# Selected excerpt:

Awesome, we finished designing our own custom tab bar. It’s simple as that! Your preview should now look like this:

Implementing the navigation logic ⛓

Now it’s time to write the code for the navigation logic. How to navigate between views independently in SwiftUI is shown in detail in this tutorial. Therefore, we’ll keep it brief in the following.

To be able to switch back and forth between the different views, we need a “manager” that tells our ContentView which view it should display. For this purpose, we create a new File-New-File and select Swift file. We call this file “ViewRouter”. 

Next, we import the SwiftUI framework and create a class named ViewRouter that conforms to the ObservableObject protocol.

import SwiftUI


class ViewRouter: ObservableObject {
   
}

The user should be able switch between four tabs. To represent those tabs in our ViewRouter, we prepare a corresponding enum which we place right below our ViewRouter class.

enum Page {
     case home
     case liked
     case records
     case user
 }

Within our ViewRouter, we need a variable to keep the observing view(s) updated about which Page should currently be displayed. Thus, we declare a variable currentPage. By default, we want to display the .home tab.

# Exercise directions:
Reproduce the tutorial passage on SwiftUI navigation word for word, starting at the words "To be able to" and ending after "right below our ViewRouter class.". The data that comes next has nothing to do with the tutorial passage.

# Data section:

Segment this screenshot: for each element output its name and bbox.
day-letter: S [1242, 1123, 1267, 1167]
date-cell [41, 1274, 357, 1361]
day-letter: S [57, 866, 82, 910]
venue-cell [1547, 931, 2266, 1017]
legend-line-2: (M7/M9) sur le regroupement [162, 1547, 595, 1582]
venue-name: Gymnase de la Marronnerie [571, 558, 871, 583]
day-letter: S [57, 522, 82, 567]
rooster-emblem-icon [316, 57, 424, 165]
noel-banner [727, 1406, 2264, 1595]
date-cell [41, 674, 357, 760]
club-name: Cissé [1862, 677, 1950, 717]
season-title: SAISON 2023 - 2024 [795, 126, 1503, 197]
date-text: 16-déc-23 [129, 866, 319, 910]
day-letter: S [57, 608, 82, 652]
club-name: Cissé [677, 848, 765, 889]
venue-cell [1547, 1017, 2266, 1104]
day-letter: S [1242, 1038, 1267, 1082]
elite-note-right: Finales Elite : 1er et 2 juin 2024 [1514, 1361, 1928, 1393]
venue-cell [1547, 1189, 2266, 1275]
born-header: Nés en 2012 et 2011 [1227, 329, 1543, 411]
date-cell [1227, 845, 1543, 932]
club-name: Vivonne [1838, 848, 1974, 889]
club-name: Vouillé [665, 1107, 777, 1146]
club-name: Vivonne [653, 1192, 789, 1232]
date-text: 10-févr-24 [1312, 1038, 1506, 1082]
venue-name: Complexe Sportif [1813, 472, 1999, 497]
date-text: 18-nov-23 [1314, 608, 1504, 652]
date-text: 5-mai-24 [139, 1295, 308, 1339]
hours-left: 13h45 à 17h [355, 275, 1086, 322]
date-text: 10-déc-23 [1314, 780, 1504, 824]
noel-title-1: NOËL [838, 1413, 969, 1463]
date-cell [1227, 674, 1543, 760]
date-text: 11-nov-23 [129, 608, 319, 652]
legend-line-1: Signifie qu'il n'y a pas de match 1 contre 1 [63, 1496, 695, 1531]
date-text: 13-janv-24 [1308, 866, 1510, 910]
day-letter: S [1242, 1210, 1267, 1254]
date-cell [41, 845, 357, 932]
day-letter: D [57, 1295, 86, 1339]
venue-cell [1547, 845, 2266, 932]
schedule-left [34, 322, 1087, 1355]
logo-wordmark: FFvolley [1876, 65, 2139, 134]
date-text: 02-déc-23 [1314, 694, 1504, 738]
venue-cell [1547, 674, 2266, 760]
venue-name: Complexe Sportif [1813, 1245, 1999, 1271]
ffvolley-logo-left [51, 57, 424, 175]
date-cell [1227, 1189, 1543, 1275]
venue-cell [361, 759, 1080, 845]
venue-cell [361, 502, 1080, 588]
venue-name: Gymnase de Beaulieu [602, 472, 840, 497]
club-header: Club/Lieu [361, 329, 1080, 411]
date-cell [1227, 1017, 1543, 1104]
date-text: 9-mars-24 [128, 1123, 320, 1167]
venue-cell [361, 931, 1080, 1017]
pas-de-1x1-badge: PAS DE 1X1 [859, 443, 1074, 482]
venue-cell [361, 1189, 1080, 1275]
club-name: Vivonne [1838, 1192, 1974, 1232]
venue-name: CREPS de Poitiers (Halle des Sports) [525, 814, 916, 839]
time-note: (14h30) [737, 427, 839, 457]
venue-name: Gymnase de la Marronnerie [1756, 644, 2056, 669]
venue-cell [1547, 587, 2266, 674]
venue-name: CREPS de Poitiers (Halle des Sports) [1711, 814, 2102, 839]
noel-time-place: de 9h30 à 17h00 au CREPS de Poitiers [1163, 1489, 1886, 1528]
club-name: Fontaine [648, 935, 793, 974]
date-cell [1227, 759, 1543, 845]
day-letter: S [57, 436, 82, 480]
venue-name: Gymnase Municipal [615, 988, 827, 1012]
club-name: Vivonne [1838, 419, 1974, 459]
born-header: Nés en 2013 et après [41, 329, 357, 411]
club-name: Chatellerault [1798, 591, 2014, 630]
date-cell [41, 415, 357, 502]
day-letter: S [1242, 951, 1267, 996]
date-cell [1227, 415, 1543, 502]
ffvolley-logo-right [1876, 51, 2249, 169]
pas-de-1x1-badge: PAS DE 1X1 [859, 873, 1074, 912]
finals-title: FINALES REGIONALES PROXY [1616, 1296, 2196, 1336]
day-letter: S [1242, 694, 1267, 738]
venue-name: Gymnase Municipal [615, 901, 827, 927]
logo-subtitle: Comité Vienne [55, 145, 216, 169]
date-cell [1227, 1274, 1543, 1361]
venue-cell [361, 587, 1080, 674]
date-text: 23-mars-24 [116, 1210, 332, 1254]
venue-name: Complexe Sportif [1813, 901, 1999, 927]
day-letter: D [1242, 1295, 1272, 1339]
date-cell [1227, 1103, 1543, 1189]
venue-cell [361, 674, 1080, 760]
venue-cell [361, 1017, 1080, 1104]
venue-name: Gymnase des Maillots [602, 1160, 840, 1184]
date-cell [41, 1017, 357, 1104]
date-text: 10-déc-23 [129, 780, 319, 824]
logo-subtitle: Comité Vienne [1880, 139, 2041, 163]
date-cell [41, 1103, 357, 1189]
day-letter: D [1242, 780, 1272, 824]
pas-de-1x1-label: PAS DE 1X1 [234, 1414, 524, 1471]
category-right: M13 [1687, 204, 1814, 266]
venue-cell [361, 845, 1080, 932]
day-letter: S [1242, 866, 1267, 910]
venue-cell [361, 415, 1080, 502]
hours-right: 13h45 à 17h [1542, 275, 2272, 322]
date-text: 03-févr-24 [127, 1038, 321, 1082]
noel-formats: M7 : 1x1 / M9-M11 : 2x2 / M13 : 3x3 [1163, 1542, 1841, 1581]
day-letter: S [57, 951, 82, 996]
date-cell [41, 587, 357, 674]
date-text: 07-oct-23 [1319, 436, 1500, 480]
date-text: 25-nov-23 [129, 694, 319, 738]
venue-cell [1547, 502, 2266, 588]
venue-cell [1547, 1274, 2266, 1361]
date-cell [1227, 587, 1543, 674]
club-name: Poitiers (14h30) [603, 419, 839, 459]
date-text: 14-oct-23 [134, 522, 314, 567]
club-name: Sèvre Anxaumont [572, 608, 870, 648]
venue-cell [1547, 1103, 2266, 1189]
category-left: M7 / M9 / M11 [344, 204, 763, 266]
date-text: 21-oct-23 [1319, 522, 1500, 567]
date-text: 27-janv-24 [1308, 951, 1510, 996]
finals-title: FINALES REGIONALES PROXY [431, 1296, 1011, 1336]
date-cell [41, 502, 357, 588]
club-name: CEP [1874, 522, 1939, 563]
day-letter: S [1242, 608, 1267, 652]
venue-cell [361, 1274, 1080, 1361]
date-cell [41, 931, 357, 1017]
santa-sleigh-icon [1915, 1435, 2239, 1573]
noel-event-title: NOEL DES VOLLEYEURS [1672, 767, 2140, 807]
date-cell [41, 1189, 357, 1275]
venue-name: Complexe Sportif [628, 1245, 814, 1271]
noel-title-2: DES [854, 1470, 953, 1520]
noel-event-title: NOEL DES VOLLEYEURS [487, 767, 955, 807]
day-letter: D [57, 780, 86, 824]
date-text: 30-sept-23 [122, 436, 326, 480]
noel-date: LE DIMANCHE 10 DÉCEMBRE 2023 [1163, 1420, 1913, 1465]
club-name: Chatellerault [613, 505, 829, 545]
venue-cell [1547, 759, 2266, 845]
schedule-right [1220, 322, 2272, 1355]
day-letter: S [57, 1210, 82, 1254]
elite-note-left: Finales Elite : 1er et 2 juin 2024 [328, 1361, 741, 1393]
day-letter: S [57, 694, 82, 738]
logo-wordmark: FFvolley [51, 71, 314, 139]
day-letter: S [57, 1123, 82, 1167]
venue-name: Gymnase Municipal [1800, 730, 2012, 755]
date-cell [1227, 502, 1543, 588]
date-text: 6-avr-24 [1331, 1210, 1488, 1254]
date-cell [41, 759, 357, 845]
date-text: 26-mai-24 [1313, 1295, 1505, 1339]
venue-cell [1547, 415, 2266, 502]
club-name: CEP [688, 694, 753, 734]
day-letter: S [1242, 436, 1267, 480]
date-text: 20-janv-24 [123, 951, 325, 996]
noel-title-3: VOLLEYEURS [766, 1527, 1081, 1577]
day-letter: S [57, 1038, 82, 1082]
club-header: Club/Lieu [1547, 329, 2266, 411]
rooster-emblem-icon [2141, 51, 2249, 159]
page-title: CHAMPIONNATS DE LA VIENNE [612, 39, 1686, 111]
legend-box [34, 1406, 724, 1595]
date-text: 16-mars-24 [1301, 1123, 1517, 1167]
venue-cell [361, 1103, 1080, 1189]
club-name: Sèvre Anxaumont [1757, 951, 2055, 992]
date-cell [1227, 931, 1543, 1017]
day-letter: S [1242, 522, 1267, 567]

# Response to this task:
To be able to switch back and forth between the different views, we need a “manager” that tells our ContentView which view it should display. For this purpose, we create a new File-New-File and select Swift file. We call this file “ViewRouter”. 

Next, we import the SwiftUI framework and create a class named ViewRouter that conforms to the ObservableObject protocol.

import SwiftUI


class ViewRouter: ObservableObject {
   
}

The user should be able switch between four tabs. To represent those tabs in our ViewRouter, we prepare a corresponding enum which we place right below our ViewRouter class.